- _About this task_
Output, word for word, the stretch of the passage on gene alterations and treatment response from "Patients with WNT" through "higher response rates.".

Alterations in genes associated with the key signaling pathways were assessed and correlated with clinical activity. Due in part to the limited availability of tumor biopsies in the phase 1 population of the study, no significant correlations could be determined, and further follow-up will be carried out in phase 2; however, some preliminary observations were noted. A subgroup of patients with EGFR amplifications or gain of copies, especially those patients who received dual-combination therapy, responded well to study treatment, and better than patients without EGFR alterations. These results suggest that the presence of EGFR alterations may identify tumors more dependent on EGFR signaling(35–37) that are thus more sensitive to combined EGFR- and BRAF-targeted treatment, whereas in patients with no EGFR-mediated pathway activation, other signaling pathways may be activated and may need to be co-targeted with BRAF to lead to tumor regressions.

Patients with WNT pathway alterations, especially those patients with APC mutations, had a tendency towards lower PFS rates. This trend was not clear for RNF43 mutations, suggesting, in agreement with previous theories, that RNF43 mutations do not activate the WNT pathway in the same manner as APC mutations.(38) It will be of interest to see whether trials of combination treatments targeting the WNT pathway (eg, NCT02278133) yield higher response rates.

As has been previously documented for BRAF-mutant mCRC, alterations in the PI3K pathway were noted in the limited patient samples.(17) Unfortunately, the majority of patients with PIK3CA mutations received the dual-combination treatment; however, these patients still responded and remained on treatment for prolonged periods of time, suggesting that such activating mutations may not be a primary source of resistance. Furthermore, some patients with PTEN loss responded well to both the triple- and dual-combination treatments. Due to the small sample size, however, it is impossible to draw significant correlations. Data from previous studies have reported conflicting information with either no association between response to cetuximab treatment and PI3KCA mutation/PTEN expression or a correlation with low response to cetuximab.(25, 39)

- _Stored data_
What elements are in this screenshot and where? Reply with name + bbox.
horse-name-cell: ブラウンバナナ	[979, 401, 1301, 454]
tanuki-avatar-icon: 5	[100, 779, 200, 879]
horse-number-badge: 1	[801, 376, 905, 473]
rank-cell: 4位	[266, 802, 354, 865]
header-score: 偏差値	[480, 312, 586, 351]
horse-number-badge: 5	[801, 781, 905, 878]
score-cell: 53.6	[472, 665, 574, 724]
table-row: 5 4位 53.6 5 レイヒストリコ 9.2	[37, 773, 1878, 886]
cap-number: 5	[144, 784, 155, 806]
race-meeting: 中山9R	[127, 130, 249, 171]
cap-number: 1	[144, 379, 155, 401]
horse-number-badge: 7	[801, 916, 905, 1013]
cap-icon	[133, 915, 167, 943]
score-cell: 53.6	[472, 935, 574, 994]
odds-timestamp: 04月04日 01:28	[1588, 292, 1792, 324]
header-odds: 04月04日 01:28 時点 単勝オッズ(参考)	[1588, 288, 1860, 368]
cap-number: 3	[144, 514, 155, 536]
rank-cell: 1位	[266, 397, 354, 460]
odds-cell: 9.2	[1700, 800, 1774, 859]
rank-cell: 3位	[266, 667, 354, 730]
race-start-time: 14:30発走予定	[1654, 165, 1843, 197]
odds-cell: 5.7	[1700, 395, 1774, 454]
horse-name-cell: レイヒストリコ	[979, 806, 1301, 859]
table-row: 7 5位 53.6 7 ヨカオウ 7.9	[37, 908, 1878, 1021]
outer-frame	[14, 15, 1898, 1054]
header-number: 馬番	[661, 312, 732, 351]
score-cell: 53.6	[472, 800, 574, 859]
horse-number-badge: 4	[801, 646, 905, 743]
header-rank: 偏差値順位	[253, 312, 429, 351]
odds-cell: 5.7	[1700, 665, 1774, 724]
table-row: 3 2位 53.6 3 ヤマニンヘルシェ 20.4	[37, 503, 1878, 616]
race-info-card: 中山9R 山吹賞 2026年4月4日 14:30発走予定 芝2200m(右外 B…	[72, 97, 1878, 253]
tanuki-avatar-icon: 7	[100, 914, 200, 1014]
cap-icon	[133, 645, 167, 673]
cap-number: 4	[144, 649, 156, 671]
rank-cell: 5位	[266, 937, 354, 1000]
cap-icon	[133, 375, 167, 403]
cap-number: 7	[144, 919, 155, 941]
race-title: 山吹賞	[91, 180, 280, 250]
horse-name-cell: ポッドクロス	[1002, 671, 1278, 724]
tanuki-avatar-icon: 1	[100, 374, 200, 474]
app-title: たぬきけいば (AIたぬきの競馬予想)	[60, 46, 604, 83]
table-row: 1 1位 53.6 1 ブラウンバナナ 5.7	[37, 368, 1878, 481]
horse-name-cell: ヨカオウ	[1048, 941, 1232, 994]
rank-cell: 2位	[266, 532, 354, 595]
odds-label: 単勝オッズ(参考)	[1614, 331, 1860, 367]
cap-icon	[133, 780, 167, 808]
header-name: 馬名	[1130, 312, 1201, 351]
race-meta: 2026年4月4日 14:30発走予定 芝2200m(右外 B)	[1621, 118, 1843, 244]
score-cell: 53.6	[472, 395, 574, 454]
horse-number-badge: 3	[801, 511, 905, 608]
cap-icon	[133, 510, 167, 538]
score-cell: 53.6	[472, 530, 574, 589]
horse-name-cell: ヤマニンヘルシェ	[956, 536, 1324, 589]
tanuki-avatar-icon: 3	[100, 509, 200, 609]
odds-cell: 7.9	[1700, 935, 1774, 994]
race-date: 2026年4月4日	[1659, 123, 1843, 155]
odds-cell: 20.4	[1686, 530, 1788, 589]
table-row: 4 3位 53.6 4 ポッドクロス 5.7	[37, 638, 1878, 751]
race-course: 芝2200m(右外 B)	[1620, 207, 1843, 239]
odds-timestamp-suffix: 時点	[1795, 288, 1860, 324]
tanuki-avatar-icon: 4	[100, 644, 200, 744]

- _Final answer_
Patients with WNT pathway alterations, especially those patients with APC mutations, had a tendency towards lower PFS rates. This trend was not clear for RNF43 mutations, suggesting, in agreement with previous theories, that RNF43 mutations do not activate the WNT pathway in the same manner as APC mutations.(38) It will be of interest to see whether trials of combination treatments targeting the WNT pathway (eg, NCT02278133) yield higher response rates.